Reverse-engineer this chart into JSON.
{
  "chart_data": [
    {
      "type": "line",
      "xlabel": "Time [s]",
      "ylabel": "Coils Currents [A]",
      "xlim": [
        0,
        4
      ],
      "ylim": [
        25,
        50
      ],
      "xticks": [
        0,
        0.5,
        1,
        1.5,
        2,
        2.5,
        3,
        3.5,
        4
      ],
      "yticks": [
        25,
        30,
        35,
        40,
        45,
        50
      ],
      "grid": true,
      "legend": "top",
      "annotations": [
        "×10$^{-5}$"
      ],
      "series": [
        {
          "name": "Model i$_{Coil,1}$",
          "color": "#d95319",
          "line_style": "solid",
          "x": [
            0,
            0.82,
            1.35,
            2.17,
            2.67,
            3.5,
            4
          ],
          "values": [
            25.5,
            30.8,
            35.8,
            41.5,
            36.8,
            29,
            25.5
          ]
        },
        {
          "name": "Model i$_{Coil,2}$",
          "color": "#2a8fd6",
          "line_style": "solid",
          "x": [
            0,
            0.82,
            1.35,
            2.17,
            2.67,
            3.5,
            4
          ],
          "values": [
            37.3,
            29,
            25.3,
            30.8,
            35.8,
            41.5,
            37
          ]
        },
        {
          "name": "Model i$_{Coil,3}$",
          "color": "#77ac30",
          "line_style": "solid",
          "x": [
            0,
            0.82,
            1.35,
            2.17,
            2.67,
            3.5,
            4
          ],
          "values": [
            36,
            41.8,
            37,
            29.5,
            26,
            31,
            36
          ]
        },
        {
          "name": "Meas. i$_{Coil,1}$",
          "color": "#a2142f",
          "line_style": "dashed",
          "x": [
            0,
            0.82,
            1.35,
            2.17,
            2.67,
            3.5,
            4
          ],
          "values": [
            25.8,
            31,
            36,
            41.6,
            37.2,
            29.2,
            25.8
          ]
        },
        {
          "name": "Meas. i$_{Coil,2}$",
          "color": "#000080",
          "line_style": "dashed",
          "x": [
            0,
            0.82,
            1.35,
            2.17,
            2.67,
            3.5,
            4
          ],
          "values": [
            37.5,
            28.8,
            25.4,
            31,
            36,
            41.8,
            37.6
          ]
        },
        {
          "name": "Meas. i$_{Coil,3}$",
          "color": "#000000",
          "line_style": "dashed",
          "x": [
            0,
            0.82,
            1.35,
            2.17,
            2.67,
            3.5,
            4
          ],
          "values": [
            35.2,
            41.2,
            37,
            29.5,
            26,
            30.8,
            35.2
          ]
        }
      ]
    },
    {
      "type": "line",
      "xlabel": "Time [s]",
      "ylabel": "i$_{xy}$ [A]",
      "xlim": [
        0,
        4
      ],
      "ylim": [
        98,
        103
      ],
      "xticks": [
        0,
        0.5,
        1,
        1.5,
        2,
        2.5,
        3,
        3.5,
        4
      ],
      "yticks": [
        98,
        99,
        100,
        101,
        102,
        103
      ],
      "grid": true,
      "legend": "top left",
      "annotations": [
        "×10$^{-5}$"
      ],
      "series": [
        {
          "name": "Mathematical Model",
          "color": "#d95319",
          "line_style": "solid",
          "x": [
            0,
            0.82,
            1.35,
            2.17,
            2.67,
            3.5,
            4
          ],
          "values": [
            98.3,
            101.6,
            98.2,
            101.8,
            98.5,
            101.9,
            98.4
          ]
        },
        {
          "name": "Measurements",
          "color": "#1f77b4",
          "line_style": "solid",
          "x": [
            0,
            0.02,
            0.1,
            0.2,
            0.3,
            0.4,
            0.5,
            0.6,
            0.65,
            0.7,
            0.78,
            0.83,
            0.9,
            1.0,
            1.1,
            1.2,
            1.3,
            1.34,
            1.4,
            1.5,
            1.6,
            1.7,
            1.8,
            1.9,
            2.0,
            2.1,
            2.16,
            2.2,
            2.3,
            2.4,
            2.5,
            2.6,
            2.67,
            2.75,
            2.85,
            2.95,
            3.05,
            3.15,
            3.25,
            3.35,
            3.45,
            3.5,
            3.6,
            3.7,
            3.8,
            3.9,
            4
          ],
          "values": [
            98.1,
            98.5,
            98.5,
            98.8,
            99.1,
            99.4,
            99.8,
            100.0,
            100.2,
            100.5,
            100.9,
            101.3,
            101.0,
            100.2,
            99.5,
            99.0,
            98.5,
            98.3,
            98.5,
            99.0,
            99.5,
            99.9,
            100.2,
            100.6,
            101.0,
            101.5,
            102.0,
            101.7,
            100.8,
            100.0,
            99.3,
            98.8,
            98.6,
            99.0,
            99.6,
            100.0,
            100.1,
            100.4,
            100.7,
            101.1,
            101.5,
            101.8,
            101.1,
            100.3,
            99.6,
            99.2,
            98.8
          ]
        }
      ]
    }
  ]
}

#### To do
Using the records above, say how many lines include the string "name". Only the number is wanted.

#### Reply to the exercise
8